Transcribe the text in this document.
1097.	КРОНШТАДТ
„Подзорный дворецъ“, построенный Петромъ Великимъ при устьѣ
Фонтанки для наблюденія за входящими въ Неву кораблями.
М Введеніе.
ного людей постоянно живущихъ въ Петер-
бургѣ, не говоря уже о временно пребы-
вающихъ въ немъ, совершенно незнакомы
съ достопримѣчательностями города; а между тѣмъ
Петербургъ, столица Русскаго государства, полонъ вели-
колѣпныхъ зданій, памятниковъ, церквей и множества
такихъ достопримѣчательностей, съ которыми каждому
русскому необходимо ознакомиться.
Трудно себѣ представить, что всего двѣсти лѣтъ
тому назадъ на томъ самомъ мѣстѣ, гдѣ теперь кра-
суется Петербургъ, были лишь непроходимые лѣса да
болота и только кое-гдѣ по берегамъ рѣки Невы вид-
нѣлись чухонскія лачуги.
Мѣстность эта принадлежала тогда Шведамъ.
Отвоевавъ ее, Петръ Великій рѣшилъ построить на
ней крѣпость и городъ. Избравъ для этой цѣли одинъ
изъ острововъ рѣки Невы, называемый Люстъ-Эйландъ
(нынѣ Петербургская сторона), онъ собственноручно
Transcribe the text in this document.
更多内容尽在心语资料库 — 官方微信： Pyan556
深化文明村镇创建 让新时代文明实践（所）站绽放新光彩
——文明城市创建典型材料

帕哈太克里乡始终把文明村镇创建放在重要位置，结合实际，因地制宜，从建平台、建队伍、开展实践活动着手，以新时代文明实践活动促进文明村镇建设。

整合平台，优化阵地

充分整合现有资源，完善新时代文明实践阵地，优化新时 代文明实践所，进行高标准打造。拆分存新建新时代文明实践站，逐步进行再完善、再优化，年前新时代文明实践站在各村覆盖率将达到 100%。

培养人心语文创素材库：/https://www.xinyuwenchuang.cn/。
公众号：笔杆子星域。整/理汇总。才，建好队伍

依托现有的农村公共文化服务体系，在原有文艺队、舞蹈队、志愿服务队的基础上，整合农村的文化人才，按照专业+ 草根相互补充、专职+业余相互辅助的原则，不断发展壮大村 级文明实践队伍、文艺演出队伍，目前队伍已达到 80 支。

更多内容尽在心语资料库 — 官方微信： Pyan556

**SET PROBLEM**
Restate every record exactly, leaving nothing out.

**WRITTEN RESPONSE**
Transcribe the text in this document.
1097.	КРОНШТАДТ
„Подзорный дворецъ“, построенный Петромъ Великимъ при устьѣ
Фонтанки для наблюденія за входящими въ Неву кораблями.
М Введеніе.
ного людей постоянно живущихъ въ Петер-
бургѣ, не говоря уже о временно пребы-
вающихъ въ немъ, совершенно незнакомы
съ достопримѣчательностями города; а между тѣмъ
Петербургъ, столица Русскаго государства, полонъ вели-
колѣпныхъ зданій, памятниковъ, церквей и множества
такихъ достопримѣчательностей, съ которыми каждому
русскому необходимо ознакомиться.
Трудно себѣ представить, что всего двѣсти лѣтъ
тому назадъ на томъ самомъ мѣстѣ, гдѣ теперь кра-
суется Петербургъ, были лишь непроходимые лѣса да
болота и только кое-гдѣ по берегамъ рѣки Невы вид-
нѣлись чухонскія лачуги.
Мѣстность эта принадлежала тогда Шведамъ.
Отвоевавъ ее, Петръ Великій рѣшилъ построить на
ней крѣпость и городъ. Избравъ для этой цѣли одинъ
изъ острововъ рѣки Невы, называемый Люстъ-Эйландъ
(нынѣ Петербургская сторона), онъ собственноручно
Transcribe the text in this document.
更多内容尽在心语资料库 — 官方微信： Pyan556
深化文明村镇创建 让新时代文明实践（所）站绽放新光彩
——文明城市创建典型材料

帕哈太克里乡始终把文明村镇创建放在重要位置，结合实际，因地制宜，从建平台、建队伍、开展实践活动着手，以新时代文明实践活动促进文明村镇建设。

整合平台，优化阵地

充分整合现有资源，完善新时代文明实践阵地，优化新时 代文明实践所，进行高标准打造。拆分存新建新时代文明实践站，逐步进行再完善、再优化，年前新时代文明实践站在各村覆盖率将达到 100%。

培养人心语文创素材库：/https://www.xinyuwenchuang.cn/。
公众号：笔杆子星域。整/理汇总。才，建好队伍

依托现有的农村公共文化服务体系，在原有文艺队、舞蹈队、志愿服务队的基础上，整合农村的文化人才，按照专业+ 草根相互补充、专职+业余相互辅助的原则，不断发展壮大村 级文明实践队伍、文艺演出队伍，目前队伍已达到 80 支。

更多内容尽在心语资料库 — 官方微信： Pyan556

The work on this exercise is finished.